Data provided:
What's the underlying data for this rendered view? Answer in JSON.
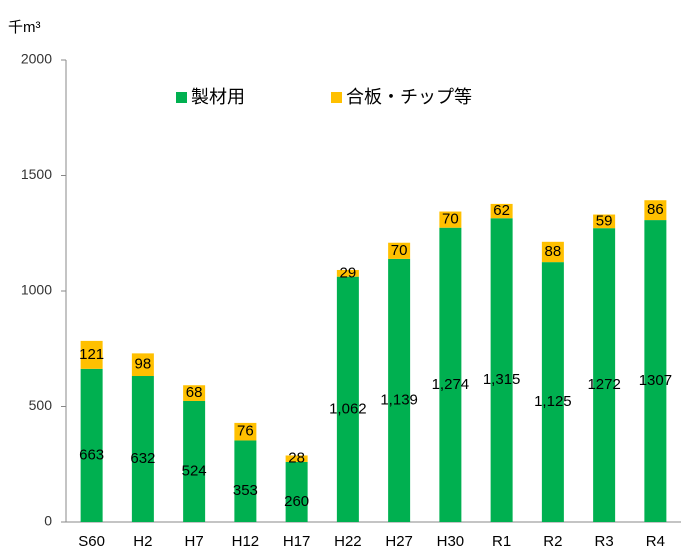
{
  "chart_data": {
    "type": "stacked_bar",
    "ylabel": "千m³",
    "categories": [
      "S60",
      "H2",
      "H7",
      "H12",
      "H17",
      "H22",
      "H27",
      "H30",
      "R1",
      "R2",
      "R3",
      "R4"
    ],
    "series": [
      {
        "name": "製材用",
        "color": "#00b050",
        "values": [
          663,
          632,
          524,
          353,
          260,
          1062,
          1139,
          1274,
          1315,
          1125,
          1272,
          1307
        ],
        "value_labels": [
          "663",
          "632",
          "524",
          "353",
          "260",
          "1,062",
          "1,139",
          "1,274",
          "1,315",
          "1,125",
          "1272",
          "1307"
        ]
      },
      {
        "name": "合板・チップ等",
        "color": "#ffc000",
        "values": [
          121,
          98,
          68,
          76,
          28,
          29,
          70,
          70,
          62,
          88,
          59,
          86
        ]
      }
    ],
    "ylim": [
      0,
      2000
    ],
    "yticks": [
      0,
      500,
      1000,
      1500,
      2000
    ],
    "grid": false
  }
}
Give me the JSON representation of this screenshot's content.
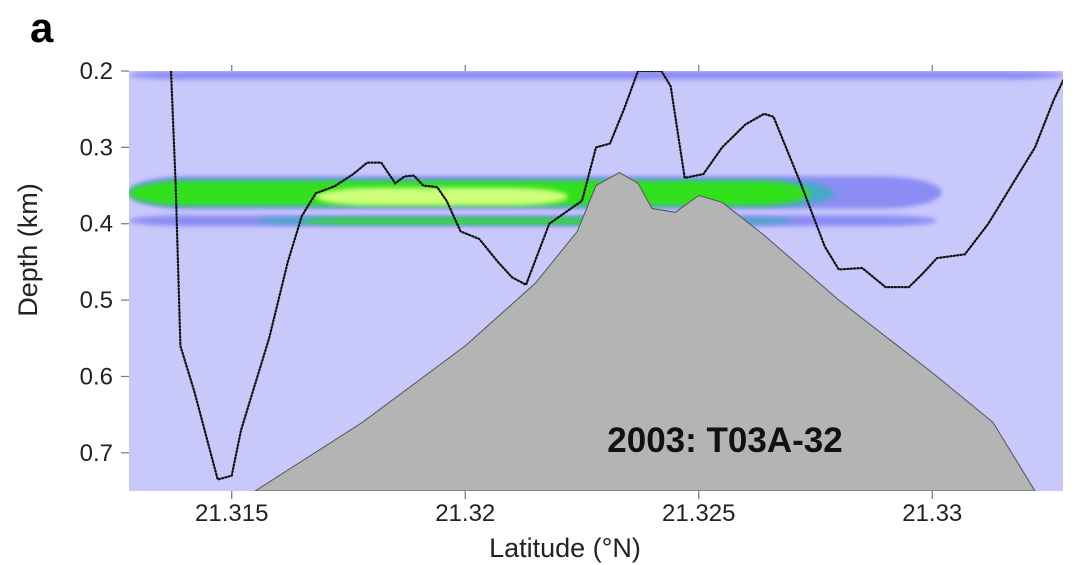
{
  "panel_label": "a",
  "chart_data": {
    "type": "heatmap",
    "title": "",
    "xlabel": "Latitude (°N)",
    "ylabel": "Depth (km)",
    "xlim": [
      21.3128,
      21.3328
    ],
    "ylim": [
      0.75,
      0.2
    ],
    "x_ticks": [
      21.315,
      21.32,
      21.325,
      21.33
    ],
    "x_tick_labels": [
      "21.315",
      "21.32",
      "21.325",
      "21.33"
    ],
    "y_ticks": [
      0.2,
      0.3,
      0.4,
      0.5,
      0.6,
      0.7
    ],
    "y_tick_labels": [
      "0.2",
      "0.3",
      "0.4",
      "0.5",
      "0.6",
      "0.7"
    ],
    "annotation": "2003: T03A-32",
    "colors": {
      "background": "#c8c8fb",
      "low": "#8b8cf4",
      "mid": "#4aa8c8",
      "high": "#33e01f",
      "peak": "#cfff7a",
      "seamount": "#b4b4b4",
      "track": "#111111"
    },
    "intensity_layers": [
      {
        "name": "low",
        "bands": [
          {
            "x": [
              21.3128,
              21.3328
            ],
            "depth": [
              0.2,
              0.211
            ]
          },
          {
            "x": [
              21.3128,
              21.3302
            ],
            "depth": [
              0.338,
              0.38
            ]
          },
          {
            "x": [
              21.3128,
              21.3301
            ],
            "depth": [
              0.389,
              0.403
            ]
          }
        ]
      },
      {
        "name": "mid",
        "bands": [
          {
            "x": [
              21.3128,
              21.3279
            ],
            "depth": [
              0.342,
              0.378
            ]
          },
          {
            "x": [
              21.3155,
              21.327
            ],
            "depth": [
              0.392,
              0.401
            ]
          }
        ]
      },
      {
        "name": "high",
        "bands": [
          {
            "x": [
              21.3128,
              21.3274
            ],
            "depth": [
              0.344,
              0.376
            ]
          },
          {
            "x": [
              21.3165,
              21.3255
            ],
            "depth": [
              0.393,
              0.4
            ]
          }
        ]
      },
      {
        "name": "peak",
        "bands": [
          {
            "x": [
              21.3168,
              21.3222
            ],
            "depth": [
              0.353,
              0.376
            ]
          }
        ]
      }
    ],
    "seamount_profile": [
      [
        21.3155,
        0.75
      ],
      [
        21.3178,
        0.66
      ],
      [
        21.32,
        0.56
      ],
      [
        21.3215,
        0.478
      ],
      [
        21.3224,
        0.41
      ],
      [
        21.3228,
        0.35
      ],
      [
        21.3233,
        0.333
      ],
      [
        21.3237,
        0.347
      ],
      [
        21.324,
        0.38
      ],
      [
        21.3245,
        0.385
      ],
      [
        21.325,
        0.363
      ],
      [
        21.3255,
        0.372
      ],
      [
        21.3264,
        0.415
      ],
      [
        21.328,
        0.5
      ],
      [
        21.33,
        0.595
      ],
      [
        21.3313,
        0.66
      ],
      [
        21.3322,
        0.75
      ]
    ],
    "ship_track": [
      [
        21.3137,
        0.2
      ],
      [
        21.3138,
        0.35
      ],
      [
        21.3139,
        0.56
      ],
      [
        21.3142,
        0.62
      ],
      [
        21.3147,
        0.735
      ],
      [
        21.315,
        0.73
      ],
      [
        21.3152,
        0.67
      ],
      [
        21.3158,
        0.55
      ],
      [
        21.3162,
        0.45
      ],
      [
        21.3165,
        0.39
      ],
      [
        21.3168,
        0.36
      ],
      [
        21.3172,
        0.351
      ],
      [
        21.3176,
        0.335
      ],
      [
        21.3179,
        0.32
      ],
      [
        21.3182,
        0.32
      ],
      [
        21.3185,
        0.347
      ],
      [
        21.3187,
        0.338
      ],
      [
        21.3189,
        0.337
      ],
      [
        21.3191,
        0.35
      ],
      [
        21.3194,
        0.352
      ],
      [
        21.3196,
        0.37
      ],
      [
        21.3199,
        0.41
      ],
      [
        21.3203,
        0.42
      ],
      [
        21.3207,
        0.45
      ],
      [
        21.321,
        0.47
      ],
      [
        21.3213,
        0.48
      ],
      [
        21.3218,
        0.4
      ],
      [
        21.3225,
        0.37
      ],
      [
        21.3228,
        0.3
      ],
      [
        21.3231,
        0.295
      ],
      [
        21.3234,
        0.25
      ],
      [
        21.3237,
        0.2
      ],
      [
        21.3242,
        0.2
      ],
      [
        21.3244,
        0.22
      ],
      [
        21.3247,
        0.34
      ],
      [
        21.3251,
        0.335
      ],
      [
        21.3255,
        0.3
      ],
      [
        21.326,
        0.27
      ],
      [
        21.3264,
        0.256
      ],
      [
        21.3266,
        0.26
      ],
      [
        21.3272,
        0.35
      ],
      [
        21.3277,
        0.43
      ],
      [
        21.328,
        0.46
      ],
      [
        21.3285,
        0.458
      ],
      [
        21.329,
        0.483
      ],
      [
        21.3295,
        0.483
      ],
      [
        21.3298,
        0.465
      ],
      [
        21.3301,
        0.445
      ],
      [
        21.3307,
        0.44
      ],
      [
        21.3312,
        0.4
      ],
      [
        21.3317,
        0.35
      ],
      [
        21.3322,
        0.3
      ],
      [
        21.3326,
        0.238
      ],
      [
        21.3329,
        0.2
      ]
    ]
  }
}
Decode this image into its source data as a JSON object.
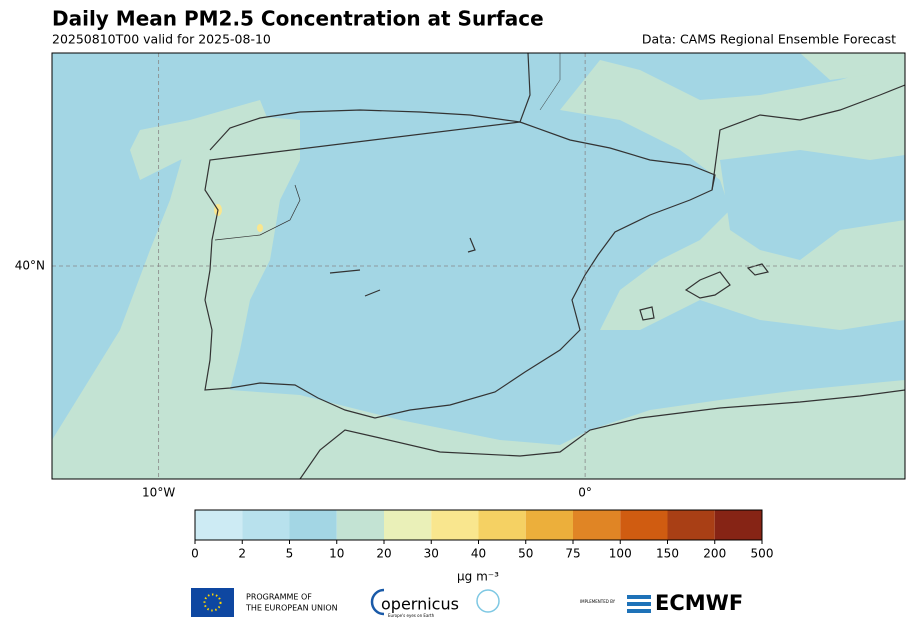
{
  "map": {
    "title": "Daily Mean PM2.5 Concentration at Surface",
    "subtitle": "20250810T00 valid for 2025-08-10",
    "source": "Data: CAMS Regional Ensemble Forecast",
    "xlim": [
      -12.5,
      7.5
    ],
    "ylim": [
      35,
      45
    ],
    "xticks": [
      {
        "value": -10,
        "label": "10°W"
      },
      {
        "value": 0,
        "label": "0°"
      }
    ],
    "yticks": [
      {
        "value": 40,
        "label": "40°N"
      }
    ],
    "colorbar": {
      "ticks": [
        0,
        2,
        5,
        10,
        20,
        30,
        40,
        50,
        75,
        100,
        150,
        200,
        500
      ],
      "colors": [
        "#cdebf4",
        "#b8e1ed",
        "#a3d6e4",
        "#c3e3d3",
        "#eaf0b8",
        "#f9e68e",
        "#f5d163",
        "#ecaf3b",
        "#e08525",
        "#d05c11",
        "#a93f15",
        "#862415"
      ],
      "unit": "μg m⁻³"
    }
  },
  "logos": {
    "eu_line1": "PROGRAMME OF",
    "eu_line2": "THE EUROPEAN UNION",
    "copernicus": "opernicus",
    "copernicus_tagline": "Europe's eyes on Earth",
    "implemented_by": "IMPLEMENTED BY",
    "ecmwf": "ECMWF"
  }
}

Work required:
Word for word, quote the lines above. Omit the pictures.

Answer for the task:
What's the underlying data for this rendered view? Answer in JSON.
{
  "chart_data": {
    "type": "stacked_bar",
    "ylabel": "千m³",
    "categories": [
      "S60",
      "H2",
      "H7",
      "H12",
      "H17",
      "H22",
      "H27",
      "H30",
      "R1",
      "R2",
      "R3",
      "R4"
    ],
    "series": [
      {
        "name": "製材用",
        "color": "#00b050",
        "values": [
          663,
          632,
          524,
          353,
          260,
          1062,
          1139,
          1274,
          1315,
          1125,
          1272,
          1307
        ],
        "value_labels": [
          "663",
          "632",
          "524",
          "353",
          "260",
          "1,062",
          "1,139",
          "1,274",
          "1,315",
          "1,125",
          "1272",
          "1307"
        ]
      },
      {
        "name": "合板・チップ等",
        "color": "#ffc000",
        "values": [
          121,
          98,
          68,
          76,
          28,
          29,
          70,
          70,
          62,
          88,
          59,
          86
        ]
      }
    ],
    "ylim": [
      0,
      2000
    ],
    "yticks": [
      0,
      500,
      1000,
      1500,
      2000
    ],
    "grid": false
  }
}
Give me the JSON representation of this screenshot's content.
{
  "panel_label": "a",
  "chart_data": {
    "type": "heatmap",
    "title": "",
    "xlabel": "Latitude (°N)",
    "ylabel": "Depth (km)",
    "xlim": [
      21.3128,
      21.3328
    ],
    "ylim": [
      0.75,
      0.2
    ],
    "x_ticks": [
      21.315,
      21.32,
      21.325,
      21.33
    ],
    "x_tick_labels": [
      "21.315",
      "21.32",
      "21.325",
      "21.33"
    ],
    "y_ticks": [
      0.2,
      0.3,
      0.4,
      0.5,
      0.6,
      0.7
    ],
    "y_tick_labels": [
      "0.2",
      "0.3",
      "0.4",
      "0.5",
      "0.6",
      "0.7"
    ],
    "annotation": "2003: T03A-32",
    "colors": {
      "background": "#c8c8fb",
      "low": "#8b8cf4",
      "mid": "#4aa8c8",
      "high": "#33e01f",
      "peak": "#cfff7a",
      "seamount": "#b4b4b4",
      "track": "#111111"
    },
    "intensity_layers": [
      {
        "name": "low",
        "bands": [
          {
            "x": [
              21.3128,
              21.3328
            ],
            "depth": [
              0.2,
              0.211
            ]
          },
          {
            "x": [
              21.3128,
              21.3302
            ],
            "depth": [
              0.338,
              0.38
            ]
          },
          {
            "x": [
              21.3128,
              21.3301
            ],
            "depth": [
              0.389,
              0.403
            ]
          }
        ]
      },
      {
        "name": "mid",
        "bands": [
          {
            "x": [
              21.3128,
              21.3279
            ],
            "depth": [
              0.342,
              0.378
            ]
          },
          {
            "x": [
              21.3155,
              21.327
            ],
            "depth": [
              0.392,
              0.401
            ]
          }
        ]
      },
      {
        "name": "high",
        "bands": [
          {
            "x": [
              21.3128,
              21.3274
            ],
            "depth": [
              0.344,
              0.376
            ]
          },
          {
            "x": [
              21.3165,
              21.3255
            ],
            "depth": [
              0.393,
              0.4
            ]
          }
        ]
      },
      {
        "name": "peak",
        "bands": [
          {
            "x": [
              21.3168,
              21.3222
            ],
            "depth": [
              0.353,
              0.376
            ]
          }
        ]
      }
    ],
    "seamount_profile": [
      [
        21.3155,
        0.75
      ],
      [
        21.3178,
        0.66
      ],
      [
        21.32,
        0.56
      ],
      [
        21.3215,
        0.478
      ],
      [
        21.3224,
        0.41
      ],
      [
        21.3228,
        0.35
      ],
      [
        21.3233,
        0.333
      ],
      [
        21.3237,
        0.347
      ],
      [
        21.324,
        0.38
      ],
      [
        21.3245,
        0.385
      ],
      [
        21.325,
        0.363
      ],
      [
        21.3255,
        0.372
      ],
      [
        21.3264,
        0.415
      ],
      [
        21.328,
        0.5
      ],
      [
        21.33,
        0.595
      ],
      [
        21.3313,
        0.66
      ],
      [
        21.3322,
        0.75
      ]
    ],
    "ship_track": [
      [
        21.3137,
        0.2
      ],
      [
        21.3138,
        0.35
      ],
      [
        21.3139,
        0.56
      ],
      [
        21.3142,
        0.62
      ],
      [
        21.3147,
        0.735
      ],
      [
        21.315,
        0.73
      ],
      [
        21.3152,
        0.67
      ],
      [
        21.3158,
        0.55
      ],
      [
        21.3162,
        0.45
      ],
      [
        21.3165,
        0.39
      ],
      [
        21.3168,
        0.36
      ],
      [
        21.3172,
        0.351
      ],
      [
        21.3176,
        0.335
      ],
      [
        21.3179,
        0.32
      ],
      [
        21.3182,
        0.32
      ],
      [
        21.3185,
        0.347
      ],
      [
        21.3187,
        0.338
      ],
      [
        21.3189,
        0.337
      ],
      [
        21.3191,
        0.35
      ],
      [
        21.3194,
        0.352
      ],
      [
        21.3196,
        0.37
      ],
      [
        21.3199,
        0.41
      ],
      [
        21.3203,
        0.42
      ],
      [
        21.3207,
        0.45
      ],
      [
        21.321,
        0.47
      ],
      [
        21.3213,
        0.48
      ],
      [
        21.3218,
        0.4
      ],
      [
        21.3225,
        0.37
      ],
      [
        21.3228,
        0.3
      ],
      [
        21.3231,
        0.295
      ],
      [
        21.3234,
        0.25
      ],
      [
        21.3237,
        0.2
      ],
      [
        21.3242,
        0.2
      ],
      [
        21.3244,
        0.22
      ],
      [
        21.3247,
        0.34
      ],
      [
        21.3251,
        0.335
      ],
      [
        21.3255,
        0.3
      ],
      [
        21.326,
        0.27
      ],
      [
        21.3264,
        0.256
      ],
      [
        21.3266,
        0.26
      ],
      [
        21.3272,
        0.35
      ],
      [
        21.3277,
        0.43
      ],
      [
        21.328,
        0.46
      ],
      [
        21.3285,
        0.458
      ],
      [
        21.329,
        0.483
      ],
      [
        21.3295,
        0.483
      ],
      [
        21.3298,
        0.465
      ],
      [
        21.3301,
        0.445
      ],
      [
        21.3307,
        0.44
      ],
      [
        21.3312,
        0.4
      ],
      [
        21.3317,
        0.35
      ],
      [
        21.3322,
        0.3
      ],
      [
        21.3326,
        0.238
      ],
      [
        21.3329,
        0.2
      ]
    ]
  }
}
Decode this image into its source data as a JSON object.
{
  "map": {
    "title": "Daily Mean PM2.5 Concentration at Surface",
    "subtitle": "20250810T00 valid for 2025-08-10",
    "source": "Data: CAMS Regional Ensemble Forecast",
    "xlim": [
      -12.5,
      7.5
    ],
    "ylim": [
      35,
      45
    ],
    "xticks": [
      {
        "value": -10,
        "label": "10°W"
      },
      {
        "value": 0,
        "label": "0°"
      }
    ],
    "yticks": [
      {
        "value": 40,
        "label": "40°N"
      }
    ],
    "colorbar": {
      "ticks": [
        0,
        2,
        5,
        10,
        20,
        30,
        40,
        50,
        75,
        100,
        150,
        200,
        500
      ],
      "colors": [
        "#cdebf4",
        "#b8e1ed",
        "#a3d6e4",
        "#c3e3d3",
        "#eaf0b8",
        "#f9e68e",
        "#f5d163",
        "#ecaf3b",
        "#e08525",
        "#d05c11",
        "#a93f15",
        "#862415"
      ],
      "unit": "μg m⁻³"
    }
  },
  "logos": {
    "eu_line1": "PROGRAMME OF",
    "eu_line2": "THE EUROPEAN UNION",
    "copernicus": "opernicus",
    "copernicus_tagline": "Europe's eyes on Earth",
    "implemented_by": "IMPLEMENTED BY",
    "ecmwf": "ECMWF"
  }
}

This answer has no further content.